(Records provided)
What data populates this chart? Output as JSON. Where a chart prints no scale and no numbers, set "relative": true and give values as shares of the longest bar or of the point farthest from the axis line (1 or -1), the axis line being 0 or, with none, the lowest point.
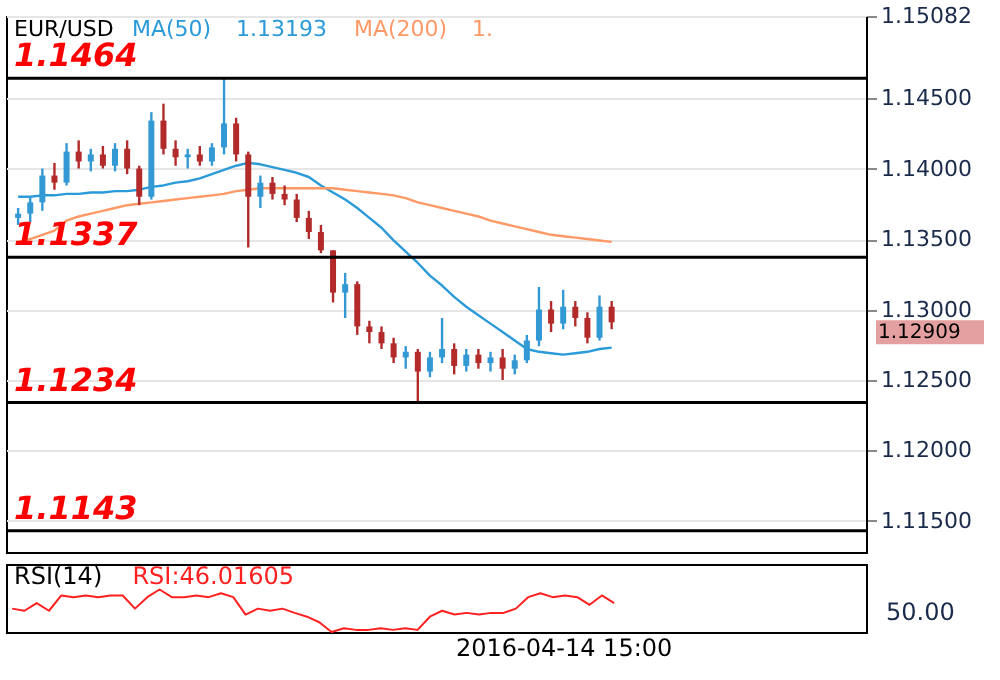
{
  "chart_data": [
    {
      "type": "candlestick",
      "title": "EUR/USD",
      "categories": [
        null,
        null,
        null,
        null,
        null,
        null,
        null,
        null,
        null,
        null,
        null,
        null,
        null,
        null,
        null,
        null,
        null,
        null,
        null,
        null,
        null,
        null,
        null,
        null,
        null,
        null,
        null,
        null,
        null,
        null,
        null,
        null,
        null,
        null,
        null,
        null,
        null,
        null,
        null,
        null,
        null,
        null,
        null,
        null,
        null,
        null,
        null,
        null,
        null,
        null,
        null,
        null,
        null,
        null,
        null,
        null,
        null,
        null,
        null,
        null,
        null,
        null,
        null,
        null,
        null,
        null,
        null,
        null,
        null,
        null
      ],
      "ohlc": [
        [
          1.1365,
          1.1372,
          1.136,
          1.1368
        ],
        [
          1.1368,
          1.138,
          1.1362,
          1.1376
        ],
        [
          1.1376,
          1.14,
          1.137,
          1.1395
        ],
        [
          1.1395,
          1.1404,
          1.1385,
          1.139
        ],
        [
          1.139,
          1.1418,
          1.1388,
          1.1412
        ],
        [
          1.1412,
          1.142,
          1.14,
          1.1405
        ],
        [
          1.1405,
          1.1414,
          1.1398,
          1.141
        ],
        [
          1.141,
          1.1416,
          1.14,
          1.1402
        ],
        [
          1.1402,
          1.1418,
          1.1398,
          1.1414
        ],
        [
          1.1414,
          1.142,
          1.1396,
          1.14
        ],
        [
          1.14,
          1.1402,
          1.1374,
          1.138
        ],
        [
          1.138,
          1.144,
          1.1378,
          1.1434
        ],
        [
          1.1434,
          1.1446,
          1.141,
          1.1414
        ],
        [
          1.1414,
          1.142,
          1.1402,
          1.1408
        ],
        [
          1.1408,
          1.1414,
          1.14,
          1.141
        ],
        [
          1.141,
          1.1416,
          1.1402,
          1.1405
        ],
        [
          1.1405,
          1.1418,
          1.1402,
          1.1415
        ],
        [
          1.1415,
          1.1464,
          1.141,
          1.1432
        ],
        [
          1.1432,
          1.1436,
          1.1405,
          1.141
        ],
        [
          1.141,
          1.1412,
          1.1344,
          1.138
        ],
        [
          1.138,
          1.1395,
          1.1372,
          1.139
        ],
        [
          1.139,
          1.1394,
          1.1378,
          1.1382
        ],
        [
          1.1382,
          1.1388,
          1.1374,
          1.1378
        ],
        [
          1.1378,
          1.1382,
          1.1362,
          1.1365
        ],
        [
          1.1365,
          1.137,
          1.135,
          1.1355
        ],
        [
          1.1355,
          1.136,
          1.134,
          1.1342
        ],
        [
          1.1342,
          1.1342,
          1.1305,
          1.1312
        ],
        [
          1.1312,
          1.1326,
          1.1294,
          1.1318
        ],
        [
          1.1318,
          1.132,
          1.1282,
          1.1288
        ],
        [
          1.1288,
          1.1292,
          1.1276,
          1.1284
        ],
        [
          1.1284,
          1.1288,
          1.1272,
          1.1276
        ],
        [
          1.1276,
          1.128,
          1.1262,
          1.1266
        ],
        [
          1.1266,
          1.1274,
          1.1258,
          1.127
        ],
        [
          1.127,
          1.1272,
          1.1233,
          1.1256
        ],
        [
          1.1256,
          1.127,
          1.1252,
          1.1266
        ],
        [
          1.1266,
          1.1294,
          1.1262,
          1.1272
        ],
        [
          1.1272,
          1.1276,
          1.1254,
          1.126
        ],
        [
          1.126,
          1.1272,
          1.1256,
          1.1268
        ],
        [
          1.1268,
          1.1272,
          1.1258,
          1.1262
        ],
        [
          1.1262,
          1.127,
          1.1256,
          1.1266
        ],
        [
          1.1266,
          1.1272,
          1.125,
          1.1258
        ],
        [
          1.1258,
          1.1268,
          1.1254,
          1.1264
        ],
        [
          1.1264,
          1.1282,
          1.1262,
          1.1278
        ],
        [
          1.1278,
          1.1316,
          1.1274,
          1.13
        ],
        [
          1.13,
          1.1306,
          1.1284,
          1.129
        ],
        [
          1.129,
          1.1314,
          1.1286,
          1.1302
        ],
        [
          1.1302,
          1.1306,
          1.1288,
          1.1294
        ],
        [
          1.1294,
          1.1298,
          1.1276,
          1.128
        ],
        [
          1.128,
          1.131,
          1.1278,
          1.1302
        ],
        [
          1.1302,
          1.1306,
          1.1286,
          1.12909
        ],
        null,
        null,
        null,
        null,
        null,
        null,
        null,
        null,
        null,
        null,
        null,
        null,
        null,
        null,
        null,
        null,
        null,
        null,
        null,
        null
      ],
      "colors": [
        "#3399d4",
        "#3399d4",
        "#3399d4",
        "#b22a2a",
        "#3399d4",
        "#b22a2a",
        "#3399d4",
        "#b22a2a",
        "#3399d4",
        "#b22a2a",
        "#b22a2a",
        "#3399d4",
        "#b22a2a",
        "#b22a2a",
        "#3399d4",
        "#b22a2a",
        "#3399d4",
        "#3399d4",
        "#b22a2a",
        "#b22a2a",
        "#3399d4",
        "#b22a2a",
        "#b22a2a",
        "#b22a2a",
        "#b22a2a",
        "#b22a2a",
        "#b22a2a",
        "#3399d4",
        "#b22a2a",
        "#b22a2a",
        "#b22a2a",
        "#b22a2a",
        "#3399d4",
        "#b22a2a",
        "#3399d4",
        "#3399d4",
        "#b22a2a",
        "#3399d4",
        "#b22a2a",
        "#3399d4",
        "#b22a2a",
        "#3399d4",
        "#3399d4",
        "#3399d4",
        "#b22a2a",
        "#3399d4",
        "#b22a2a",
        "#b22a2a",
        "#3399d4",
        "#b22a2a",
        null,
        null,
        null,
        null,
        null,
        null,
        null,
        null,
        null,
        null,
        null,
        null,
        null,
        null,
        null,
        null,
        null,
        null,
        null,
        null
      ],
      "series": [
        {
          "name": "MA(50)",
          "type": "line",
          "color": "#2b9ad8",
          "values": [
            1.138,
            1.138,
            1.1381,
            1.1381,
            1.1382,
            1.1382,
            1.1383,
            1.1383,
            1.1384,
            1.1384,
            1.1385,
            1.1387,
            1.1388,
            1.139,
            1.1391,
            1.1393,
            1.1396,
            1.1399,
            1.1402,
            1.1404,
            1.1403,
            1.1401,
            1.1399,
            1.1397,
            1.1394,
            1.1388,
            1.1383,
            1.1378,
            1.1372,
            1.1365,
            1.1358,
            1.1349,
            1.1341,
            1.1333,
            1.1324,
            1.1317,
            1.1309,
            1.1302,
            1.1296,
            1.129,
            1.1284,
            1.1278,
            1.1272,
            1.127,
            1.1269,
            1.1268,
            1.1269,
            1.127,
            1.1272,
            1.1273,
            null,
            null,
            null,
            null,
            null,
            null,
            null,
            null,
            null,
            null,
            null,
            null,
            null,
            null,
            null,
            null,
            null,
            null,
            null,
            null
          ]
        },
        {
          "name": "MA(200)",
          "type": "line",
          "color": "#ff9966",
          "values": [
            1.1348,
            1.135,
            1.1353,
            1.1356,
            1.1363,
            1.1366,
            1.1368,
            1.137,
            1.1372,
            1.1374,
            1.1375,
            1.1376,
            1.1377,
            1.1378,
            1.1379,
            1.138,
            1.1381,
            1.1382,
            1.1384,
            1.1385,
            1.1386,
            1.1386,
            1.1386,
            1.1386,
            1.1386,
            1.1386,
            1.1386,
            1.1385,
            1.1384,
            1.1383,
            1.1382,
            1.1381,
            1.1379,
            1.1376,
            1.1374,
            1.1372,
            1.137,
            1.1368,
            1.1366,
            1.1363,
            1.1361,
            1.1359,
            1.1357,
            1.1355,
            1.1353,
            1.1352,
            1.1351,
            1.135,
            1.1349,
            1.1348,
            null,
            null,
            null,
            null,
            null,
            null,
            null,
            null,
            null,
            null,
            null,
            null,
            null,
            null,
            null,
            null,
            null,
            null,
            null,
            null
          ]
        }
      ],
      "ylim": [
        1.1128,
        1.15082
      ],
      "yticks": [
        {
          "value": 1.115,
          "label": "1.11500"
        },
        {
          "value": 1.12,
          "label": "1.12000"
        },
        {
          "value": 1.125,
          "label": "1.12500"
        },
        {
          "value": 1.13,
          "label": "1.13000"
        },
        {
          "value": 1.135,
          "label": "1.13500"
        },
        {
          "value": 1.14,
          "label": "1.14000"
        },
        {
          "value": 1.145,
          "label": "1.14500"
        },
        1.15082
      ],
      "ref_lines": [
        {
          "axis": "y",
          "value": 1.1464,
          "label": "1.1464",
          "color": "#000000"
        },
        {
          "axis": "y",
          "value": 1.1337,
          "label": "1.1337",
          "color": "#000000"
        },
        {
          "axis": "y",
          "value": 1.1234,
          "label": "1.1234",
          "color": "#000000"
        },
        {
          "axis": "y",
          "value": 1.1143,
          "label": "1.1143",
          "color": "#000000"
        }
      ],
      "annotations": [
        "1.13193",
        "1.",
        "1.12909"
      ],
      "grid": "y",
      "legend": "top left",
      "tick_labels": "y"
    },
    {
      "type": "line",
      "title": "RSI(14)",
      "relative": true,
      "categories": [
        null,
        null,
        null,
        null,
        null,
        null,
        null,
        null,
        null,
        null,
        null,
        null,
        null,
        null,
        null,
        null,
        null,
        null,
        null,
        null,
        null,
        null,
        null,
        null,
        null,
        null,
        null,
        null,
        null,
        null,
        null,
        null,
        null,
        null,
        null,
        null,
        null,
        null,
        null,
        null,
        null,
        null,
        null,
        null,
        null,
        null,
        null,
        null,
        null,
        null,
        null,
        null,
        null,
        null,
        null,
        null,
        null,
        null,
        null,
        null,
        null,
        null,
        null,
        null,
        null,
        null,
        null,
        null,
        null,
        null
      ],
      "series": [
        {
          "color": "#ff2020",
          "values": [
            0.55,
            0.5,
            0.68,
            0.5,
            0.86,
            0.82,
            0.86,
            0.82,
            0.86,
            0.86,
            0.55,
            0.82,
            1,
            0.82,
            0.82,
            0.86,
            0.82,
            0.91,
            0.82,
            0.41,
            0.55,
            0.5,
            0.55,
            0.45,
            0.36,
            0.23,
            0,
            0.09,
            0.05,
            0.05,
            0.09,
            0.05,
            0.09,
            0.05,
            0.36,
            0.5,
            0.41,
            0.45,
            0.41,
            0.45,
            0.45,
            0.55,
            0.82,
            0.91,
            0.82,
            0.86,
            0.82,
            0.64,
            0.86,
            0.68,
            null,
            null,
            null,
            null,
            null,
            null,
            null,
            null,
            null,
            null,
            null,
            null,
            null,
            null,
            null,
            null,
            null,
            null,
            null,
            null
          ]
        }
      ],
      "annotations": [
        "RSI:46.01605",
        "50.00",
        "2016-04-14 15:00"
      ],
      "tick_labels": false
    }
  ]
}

(What the exercise asks) Which lines above hold the word "relative"? Copy each of them.

(The result)
What data populates this chart? Output as JSON. Where a chart prints no scale and no numbers, set "relative": true and give values as shares of the longest bar or of the point farthest from the axis line (1 or -1), the axis line being 0 or, with none, the lowest point.
      "relative": true,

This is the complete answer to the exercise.